== Task details ==
Return only the count of lines in which the word "Family" appears.
_ _ _ _ _
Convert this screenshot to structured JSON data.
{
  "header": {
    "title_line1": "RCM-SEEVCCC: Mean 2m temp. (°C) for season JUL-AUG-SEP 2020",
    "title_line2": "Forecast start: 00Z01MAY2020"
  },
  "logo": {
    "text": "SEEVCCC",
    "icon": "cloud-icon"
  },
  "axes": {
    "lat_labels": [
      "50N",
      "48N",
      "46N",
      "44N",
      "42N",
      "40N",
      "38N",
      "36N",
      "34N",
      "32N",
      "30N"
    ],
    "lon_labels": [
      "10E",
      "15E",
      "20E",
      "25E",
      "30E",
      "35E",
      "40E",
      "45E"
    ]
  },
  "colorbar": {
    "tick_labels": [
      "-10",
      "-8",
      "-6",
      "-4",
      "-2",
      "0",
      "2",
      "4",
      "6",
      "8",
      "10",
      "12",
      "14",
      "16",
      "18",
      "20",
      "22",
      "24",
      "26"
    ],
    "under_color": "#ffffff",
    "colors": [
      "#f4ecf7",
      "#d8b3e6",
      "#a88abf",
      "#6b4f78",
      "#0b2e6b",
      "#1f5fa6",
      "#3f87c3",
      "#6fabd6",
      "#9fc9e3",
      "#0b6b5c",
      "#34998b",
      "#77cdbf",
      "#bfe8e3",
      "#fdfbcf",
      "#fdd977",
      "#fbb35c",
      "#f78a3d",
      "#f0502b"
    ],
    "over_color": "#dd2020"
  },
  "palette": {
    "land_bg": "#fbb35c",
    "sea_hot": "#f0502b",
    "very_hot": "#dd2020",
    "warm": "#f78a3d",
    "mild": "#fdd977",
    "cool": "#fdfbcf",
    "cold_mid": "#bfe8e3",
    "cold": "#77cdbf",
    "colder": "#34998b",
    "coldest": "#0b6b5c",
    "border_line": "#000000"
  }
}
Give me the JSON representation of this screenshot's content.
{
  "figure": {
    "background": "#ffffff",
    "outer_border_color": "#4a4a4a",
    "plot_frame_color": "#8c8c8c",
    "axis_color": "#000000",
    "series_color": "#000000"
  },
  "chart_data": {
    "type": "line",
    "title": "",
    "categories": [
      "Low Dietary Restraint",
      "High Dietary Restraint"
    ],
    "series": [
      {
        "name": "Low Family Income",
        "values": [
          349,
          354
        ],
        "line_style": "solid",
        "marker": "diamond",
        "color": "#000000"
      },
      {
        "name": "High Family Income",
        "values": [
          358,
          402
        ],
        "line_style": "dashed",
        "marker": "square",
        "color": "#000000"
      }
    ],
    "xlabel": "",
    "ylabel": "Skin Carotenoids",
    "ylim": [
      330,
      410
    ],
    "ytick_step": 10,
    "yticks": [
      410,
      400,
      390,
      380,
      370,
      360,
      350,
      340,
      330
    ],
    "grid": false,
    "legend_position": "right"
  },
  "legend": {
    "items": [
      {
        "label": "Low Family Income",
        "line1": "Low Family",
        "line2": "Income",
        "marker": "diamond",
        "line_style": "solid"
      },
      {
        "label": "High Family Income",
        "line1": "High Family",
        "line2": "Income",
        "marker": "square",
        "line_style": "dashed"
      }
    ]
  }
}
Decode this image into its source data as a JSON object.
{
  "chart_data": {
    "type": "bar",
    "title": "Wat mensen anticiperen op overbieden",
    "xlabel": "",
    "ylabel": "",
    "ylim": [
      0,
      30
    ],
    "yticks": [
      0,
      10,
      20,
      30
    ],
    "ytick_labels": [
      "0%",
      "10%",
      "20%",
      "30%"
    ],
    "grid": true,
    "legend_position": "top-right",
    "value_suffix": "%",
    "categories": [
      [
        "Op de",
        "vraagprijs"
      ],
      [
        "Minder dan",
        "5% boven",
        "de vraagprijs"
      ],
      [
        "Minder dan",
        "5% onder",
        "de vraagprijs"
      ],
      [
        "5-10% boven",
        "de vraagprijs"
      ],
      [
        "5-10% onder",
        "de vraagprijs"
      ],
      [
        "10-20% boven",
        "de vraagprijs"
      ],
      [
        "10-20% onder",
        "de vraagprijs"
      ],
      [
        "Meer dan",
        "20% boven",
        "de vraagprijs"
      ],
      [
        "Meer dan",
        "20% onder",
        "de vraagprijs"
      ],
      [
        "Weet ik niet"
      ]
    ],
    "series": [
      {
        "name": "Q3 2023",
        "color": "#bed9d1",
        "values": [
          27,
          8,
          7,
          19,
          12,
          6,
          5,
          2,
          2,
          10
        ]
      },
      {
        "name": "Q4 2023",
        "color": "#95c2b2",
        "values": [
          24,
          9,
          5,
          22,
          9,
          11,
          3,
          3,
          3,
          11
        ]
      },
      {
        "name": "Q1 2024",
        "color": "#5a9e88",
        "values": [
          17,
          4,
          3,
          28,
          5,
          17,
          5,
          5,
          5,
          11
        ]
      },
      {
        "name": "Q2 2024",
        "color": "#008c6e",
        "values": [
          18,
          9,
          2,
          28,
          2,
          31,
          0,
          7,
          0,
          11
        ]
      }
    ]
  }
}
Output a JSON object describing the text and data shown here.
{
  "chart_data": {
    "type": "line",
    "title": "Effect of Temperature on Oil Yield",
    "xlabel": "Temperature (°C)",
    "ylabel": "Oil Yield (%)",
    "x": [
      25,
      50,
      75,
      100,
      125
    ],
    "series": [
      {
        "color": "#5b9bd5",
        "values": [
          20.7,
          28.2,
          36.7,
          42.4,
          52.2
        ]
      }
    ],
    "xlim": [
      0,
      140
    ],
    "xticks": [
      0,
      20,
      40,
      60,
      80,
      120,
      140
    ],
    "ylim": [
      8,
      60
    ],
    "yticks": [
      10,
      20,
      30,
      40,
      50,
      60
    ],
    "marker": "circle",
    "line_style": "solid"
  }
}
_ _ _ _ _
== Reply ==
6